Repeat the lines of the material unchanged, starting at the line containing "- panel-b-frame: [619, 226, 851, 598]" and ending at the line containing "- panel-b-data: [653, 301, 849, 593]", with both of those lines included.

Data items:
## START
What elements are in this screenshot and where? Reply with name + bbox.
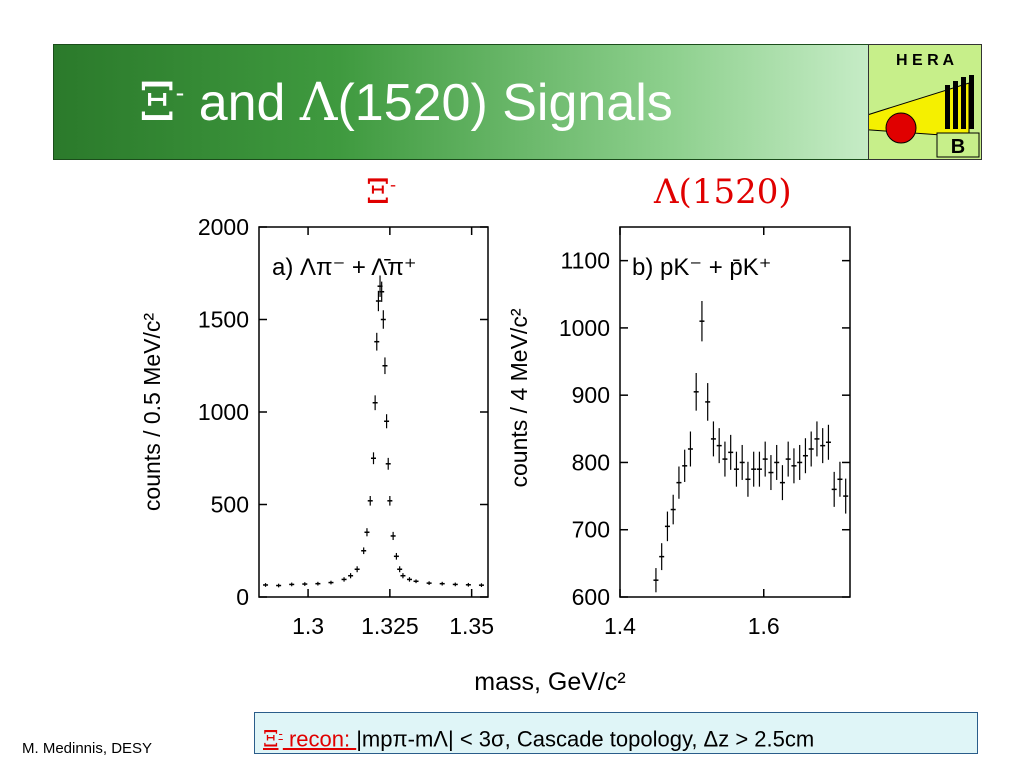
- panel-b-frame: [619, 226, 851, 598]
- panel-b-ytick-label: 900: [572, 382, 610, 408]
- panel-b-xtick-label: 1.6: [748, 613, 780, 639]
- recon-note: Ξ- recon: |mpπ-mΛ| < 3σ, Cascade topolog…: [254, 712, 978, 754]
- logo-bar-3: [961, 77, 966, 129]
- title-and: and: [184, 74, 300, 132]
- panel-a-label: a) Λπ⁻ + Λ̄π⁺: [272, 254, 417, 281]
- panel-b-data: [653, 301, 849, 593]
- recon-label: recon:: [282, 726, 357, 752]
- panel-b-ytick-label: 1000: [559, 315, 610, 341]
- panel-a-frame: [258, 226, 489, 598]
- title-banner: Ξ- and Λ(1520) Signals: [53, 44, 870, 160]
- xi-label-symbol: Ξ: [366, 172, 390, 212]
- page-title: Ξ- and Λ(1520) Signals: [139, 73, 673, 133]
- panel-a-xtick-label: 1.325: [361, 613, 419, 639]
- panel-a-data: [263, 275, 484, 588]
- panel-a-ytick-label: 1000: [198, 399, 249, 425]
- author-footer: M. Medinnis, DESY: [22, 740, 153, 757]
- panel-b-ytick-label: 600: [572, 584, 610, 610]
- panel-b-ytick-label: 800: [572, 449, 610, 475]
- panel-b-ticks: 600 700 800 900 1000 1100 1.4 1.6: [559, 227, 850, 639]
- panel-b-label: b) pK⁻ + p̄K⁺: [632, 254, 771, 281]
- panel-b-xtick-label: 1.4: [604, 613, 636, 639]
- panel-a-xtick-label: 1.35: [449, 613, 494, 639]
- logo-bar-1: [945, 85, 950, 129]
- panel-a-xtick-label: 1.3: [292, 613, 324, 639]
- panel-a-ticks: 0 500 1000 1500 2000 1.3 1.325 1.35: [198, 214, 494, 639]
- title-lambda-symbol: Λ: [299, 73, 338, 133]
- logo-bar-2: [953, 81, 958, 129]
- xi-label: Ξ-: [366, 172, 396, 212]
- logo-b-box: [936, 132, 980, 158]
- panel-a-ytick-label: 1500: [198, 307, 249, 333]
- logo-text-bottom: B: [951, 136, 965, 158]
- x-axis-label: mass, GeV/c²: [474, 668, 625, 696]
- panel-a-ytick-label: 0: [236, 584, 249, 610]
- recon-criteria: |mpπ-mΛ| < 3σ, Cascade topology, Δz > 2.…: [356, 726, 815, 752]
- recon-xi-symbol: Ξ: [263, 727, 279, 753]
- panel-a-ytick-label: 500: [211, 492, 249, 518]
- panel-a-ylabel: counts / 0.5 MeV/c²: [139, 313, 165, 511]
- logo-text-top: H E R A: [896, 52, 955, 69]
- xi-label-superscript: -: [389, 174, 397, 196]
- logo-bar-4: [969, 75, 974, 129]
- title-xi-symbol: Ξ: [139, 73, 176, 133]
- panel-a-ytick-label: 2000: [198, 214, 249, 240]
- lambda-1520-label: Λ(1520): [654, 172, 792, 212]
- title-xi-superscript: -: [175, 77, 185, 108]
- panel-b-ytick-label: 700: [572, 517, 610, 543]
- panel-b-ytick-label: 1100: [561, 248, 610, 274]
- logo-red-circle: [885, 112, 917, 144]
- recon-xi-superscript: -: [278, 726, 283, 741]
- title-rest: (1520) Signals: [337, 74, 673, 132]
- panel-b-ylabel: counts / 4 MeV/c²: [506, 308, 532, 487]
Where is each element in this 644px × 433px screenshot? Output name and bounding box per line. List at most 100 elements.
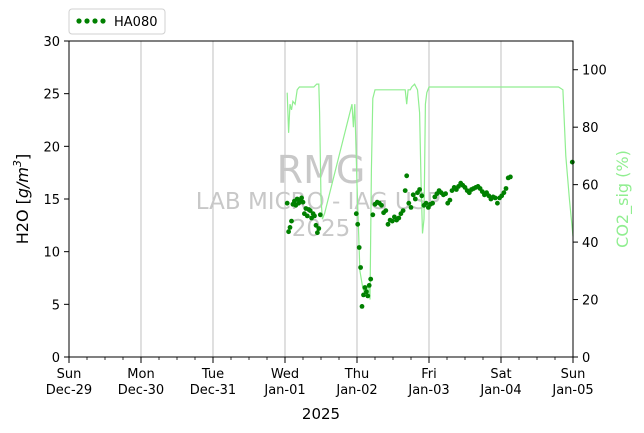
h2o-point <box>312 213 317 219</box>
h2o-point <box>355 221 361 227</box>
h2o-point <box>385 221 391 227</box>
h2o-point <box>402 188 408 194</box>
x-tick-label: Sun Jan-05 <box>551 367 593 398</box>
x-tick-label: Thu Jan-02 <box>335 367 377 398</box>
x-tick-day: Wed <box>271 367 299 382</box>
h2o-point <box>430 200 435 206</box>
h2o-point <box>383 208 389 214</box>
left-axis-title-unit: g/m <box>13 167 32 198</box>
left-axis-title: H2O [g/m3] <box>11 154 32 245</box>
right-y-tick-label: 60 <box>582 179 599 194</box>
x-tick-day: Tue <box>201 367 224 382</box>
left-y-tick-label: 10 <box>43 246 60 261</box>
right-y-axis: 0 20 40 60 80 100 <box>573 64 607 366</box>
right-y-tick-label: 20 <box>582 294 599 309</box>
h2o-point <box>423 200 429 206</box>
legend-label-ha080: HA080 <box>114 15 157 30</box>
x-tick-date: Jan-04 <box>479 383 521 398</box>
h2o-point <box>286 229 291 235</box>
x-tick-day: Sun <box>57 367 82 382</box>
h2o-point <box>284 200 290 206</box>
x-tick-day: Thu <box>344 367 369 382</box>
x-tick-label: Sat Jan-04 <box>479 367 521 398</box>
h2o-point <box>400 208 406 214</box>
left-y-tick-label: 15 <box>43 193 60 208</box>
left-axis-title-main: H2O [ <box>13 198 32 244</box>
h2o-point <box>300 199 306 205</box>
h2o-point <box>503 186 509 191</box>
x-tick-label: Wed Jan-01 <box>263 367 305 398</box>
h2o-point <box>361 292 366 298</box>
h2o-point <box>353 211 359 217</box>
x-tick-label: Tue Dec-31 <box>190 367 236 398</box>
h2o-point <box>501 190 507 196</box>
watermark: RMG LAB MICRO - IAG USP 2025 <box>196 148 441 242</box>
left-axis-title-end: ] <box>13 154 32 160</box>
right-axis-title: CO2_sig (%) <box>613 150 633 248</box>
h2o-point <box>410 192 416 198</box>
x-tick-date: Dec-31 <box>190 383 236 398</box>
x-tick-date: Dec-30 <box>118 383 164 398</box>
h2o-point <box>362 285 368 290</box>
h2o-point <box>443 191 448 197</box>
h2o-point <box>406 200 412 206</box>
h2o-point <box>365 293 371 299</box>
h2o-point <box>447 197 453 203</box>
h2o-point <box>389 218 395 224</box>
h2o-point <box>379 202 384 208</box>
x-axis-title: 2025 <box>302 405 340 423</box>
h2o-point <box>317 212 323 218</box>
h2o-point <box>419 193 425 199</box>
left-y-tick-label: 5 <box>52 298 60 313</box>
left-y-tick-label: 20 <box>43 140 60 155</box>
left-y-tick-label: 0 <box>52 351 60 366</box>
h2o-point <box>289 218 294 224</box>
h2o-point <box>316 226 322 231</box>
left-y-axis: 0 5 10 15 20 25 30 <box>43 35 69 366</box>
watermark-lab: LAB MICRO - IAG USP <box>196 189 441 215</box>
h2o-point <box>287 225 293 230</box>
h2o-point <box>368 276 374 282</box>
right-y-tick-label: 80 <box>582 121 599 136</box>
legend: HA080 <box>68 8 166 35</box>
h2o-point <box>359 304 365 309</box>
right-y-tick-label: 40 <box>582 236 599 251</box>
x-tick-day: Sun <box>561 367 586 382</box>
x-tick-date: Jan-03 <box>407 383 449 398</box>
h2o-point <box>358 265 363 270</box>
left-axis-title-sup: 3 <box>11 160 24 167</box>
x-tick-day: Mon <box>127 367 154 382</box>
h2o-point <box>404 173 410 179</box>
x-tick-date: Jan-01 <box>263 383 305 398</box>
h2o-point <box>366 283 372 288</box>
h2o-point <box>304 213 310 219</box>
h2o-point <box>315 230 320 236</box>
h2o-point <box>313 222 319 228</box>
x-tick-day: Fri <box>421 367 437 382</box>
co2-line <box>286 83 574 300</box>
h2o-point <box>364 289 369 295</box>
x-tick-label: Fri Jan-03 <box>407 367 449 398</box>
h2o-point <box>396 215 402 221</box>
h2o-point <box>508 174 513 180</box>
legend-box <box>68 8 166 35</box>
x-tick-date: Dec-29 <box>46 383 92 398</box>
left-y-tick-label: 30 <box>43 35 60 50</box>
h2o-point <box>412 196 418 202</box>
legend-marker-dot-3 <box>92 18 98 24</box>
left-y-tick-label: 25 <box>43 88 60 103</box>
h2o-point <box>569 159 575 165</box>
h2o-point <box>495 200 500 206</box>
co2-series <box>286 83 574 300</box>
h2o-point <box>417 187 422 192</box>
legend-marker-dot-2 <box>84 18 90 24</box>
right-y-tick-label: 100 <box>582 64 607 79</box>
x-tick-day: Sat <box>490 367 511 382</box>
legend-marker-dot-1 <box>76 18 82 24</box>
x-tick-date: Jan-05 <box>551 383 593 398</box>
h2o-point <box>492 195 498 201</box>
x-tick-date: Jan-02 <box>335 383 377 398</box>
h2o-point <box>408 205 414 210</box>
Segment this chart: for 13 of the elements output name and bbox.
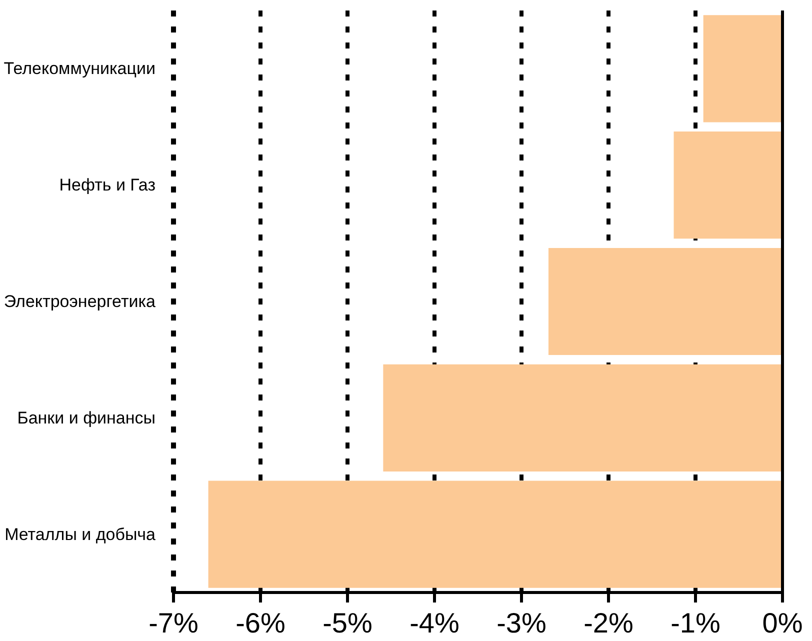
## END
SOLUTION FOR THIS TASK:
- panel-b-frame: [619, 226, 851, 598]
- panel-b-ytick-label: 900: [572, 382, 610, 408]
- panel-b-xtick-label: 1.6: [748, 613, 780, 639]
- recon-note: Ξ- recon: |mpπ-mΛ| < 3σ, Cascade topolog…: [254, 712, 978, 754]
- logo-bar-3: [961, 77, 966, 129]
- title-and: and: [184, 74, 300, 132]
- panel-a-label: a) Λπ⁻ + Λ̄π⁺: [272, 254, 417, 281]
- panel-b-data: [653, 301, 849, 593]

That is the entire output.